Problem to work on:
Filter these entries, keeping only lines that hold the word "Next".

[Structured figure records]
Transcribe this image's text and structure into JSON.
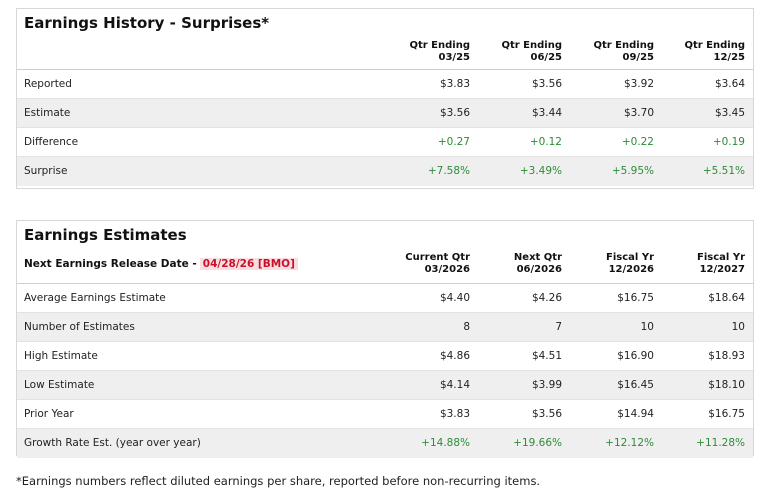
{
  "history": {
    "title": "Earnings History - Surprises*",
    "columns": [
      [
        "Qtr Ending",
        "03/25"
      ],
      [
        "Qtr Ending",
        "06/25"
      ],
      [
        "Qtr Ending",
        "09/25"
      ],
      [
        "Qtr Ending",
        "12/25"
      ]
    ],
    "rows": [
      {
        "label": "Reported",
        "values": [
          "$3.83",
          "$3.56",
          "$3.92",
          "$3.64"
        ]
      },
      {
        "label": "Estimate",
        "values": [
          "$3.56",
          "$3.44",
          "$3.70",
          "$3.45"
        ]
      },
      {
        "label": "Difference",
        "values": [
          "+0.27",
          "+0.12",
          "+0.22",
          "+0.19"
        ]
      },
      {
        "label": "Surprise",
        "values": [
          "+7.58%",
          "+3.49%",
          "+5.95%",
          "+5.51%"
        ]
      }
    ]
  },
  "estimates": {
    "title": "Earnings Estimates",
    "release_label": "Next Earnings Release Date -",
    "release_date": "04/28/26 [BMO]",
    "columns": [
      [
        "Current Qtr",
        "03/2026"
      ],
      [
        "Next Qtr",
        "06/2026"
      ],
      [
        "Fiscal Yr",
        "12/2026"
      ],
      [
        "Fiscal Yr",
        "12/2027"
      ]
    ],
    "rows": [
      {
        "label": "Average Earnings Estimate",
        "values": [
          "$4.40",
          "$4.26",
          "$16.75",
          "$18.64"
        ]
      },
      {
        "label": "Number of Estimates",
        "values": [
          "8",
          "7",
          "10",
          "10"
        ]
      },
      {
        "label": "High Estimate",
        "values": [
          "$4.86",
          "$4.51",
          "$16.90",
          "$18.93"
        ]
      },
      {
        "label": "Low Estimate",
        "values": [
          "$4.14",
          "$3.99",
          "$16.45",
          "$18.10"
        ]
      },
      {
        "label": "Prior Year",
        "values": [
          "$3.83",
          "$3.56",
          "$14.94",
          "$16.75"
        ]
      },
      {
        "label": "Growth Rate Est. (year over year)",
        "values": [
          "+14.88%",
          "+19.66%",
          "+12.12%",
          "+11.28%"
        ]
      }
    ]
  },
  "footnote": "*Earnings numbers reflect diluted earnings per share, reported before non-recurring items.",
  "colors": {
    "positive": "#2e8b3a",
    "release_date_text": "#c8102e",
    "release_date_bg": "#f8dede",
    "alt_row_bg": "#efefef"
  }
}
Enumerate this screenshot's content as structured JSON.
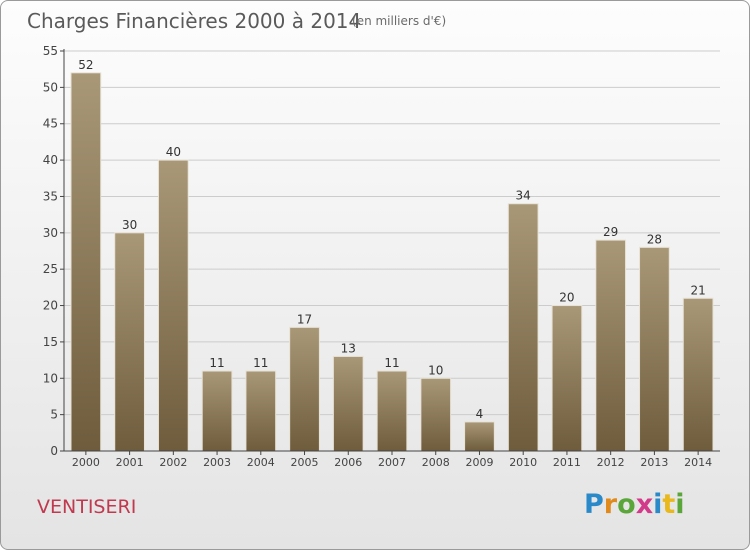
{
  "header": {
    "title": "Charges Financières 2000 à 2014",
    "subtitle": "(en milliers d'€)"
  },
  "commune": "VENTISERI",
  "logo": {
    "letters": [
      "P",
      "r",
      "o",
      "x",
      "i",
      "t",
      "i"
    ]
  },
  "colors": {
    "bar_top": "#a99878",
    "bar_bottom": "#6e5c3d",
    "axis": "#444444",
    "grid": "#cccccc",
    "commune_text": "#c0394f"
  },
  "chart_data": {
    "type": "bar",
    "categories": [
      "2000",
      "2001",
      "2002",
      "2003",
      "2004",
      "2005",
      "2006",
      "2007",
      "2008",
      "2009",
      "2010",
      "2011",
      "2012",
      "2013",
      "2014"
    ],
    "values": [
      52,
      30,
      40,
      11,
      11,
      17,
      13,
      11,
      10,
      4,
      34,
      20,
      29,
      28,
      21
    ],
    "title": "Charges Financières 2000 à 2014",
    "subtitle": "(en milliers d'€)",
    "xlabel": "",
    "ylabel": "",
    "ylim": [
      0,
      55
    ],
    "yticks": [
      0,
      5,
      10,
      15,
      20,
      25,
      30,
      35,
      40,
      45,
      50,
      55
    ],
    "grid": true
  }
}
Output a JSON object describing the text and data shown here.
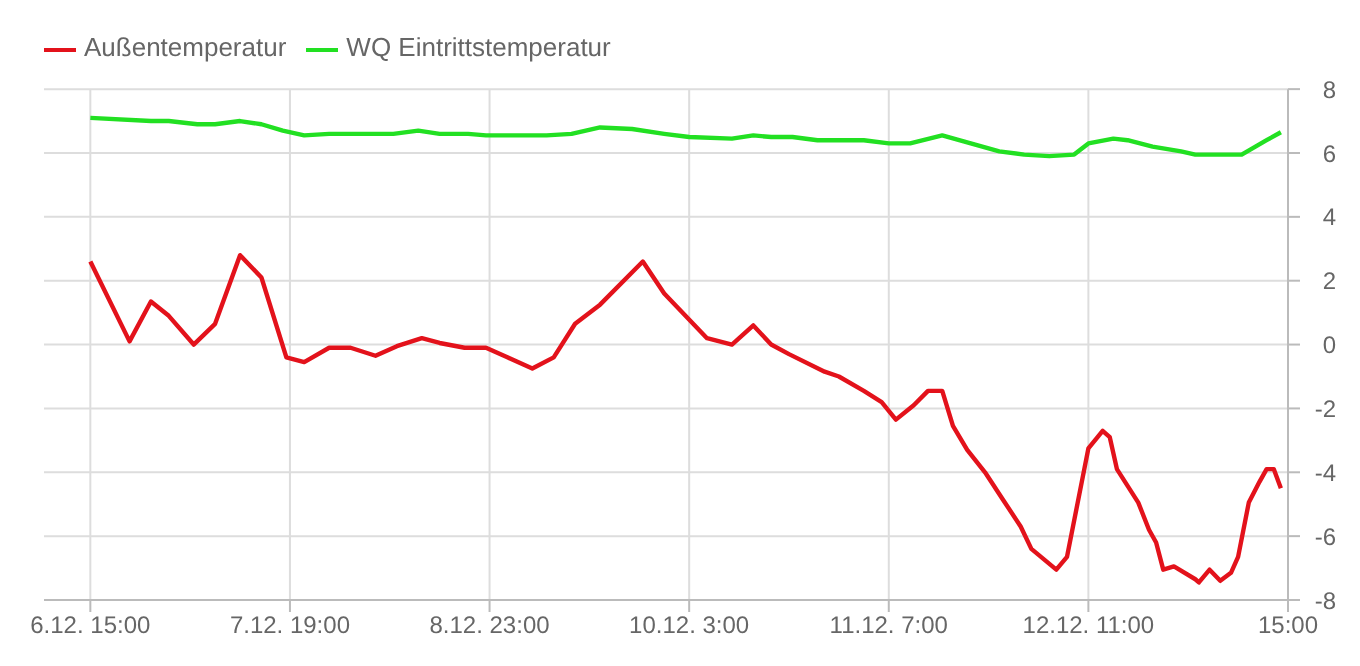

Exercise result:
    "release_label": "Next Earnings Release Date -",
        "Next Qtr",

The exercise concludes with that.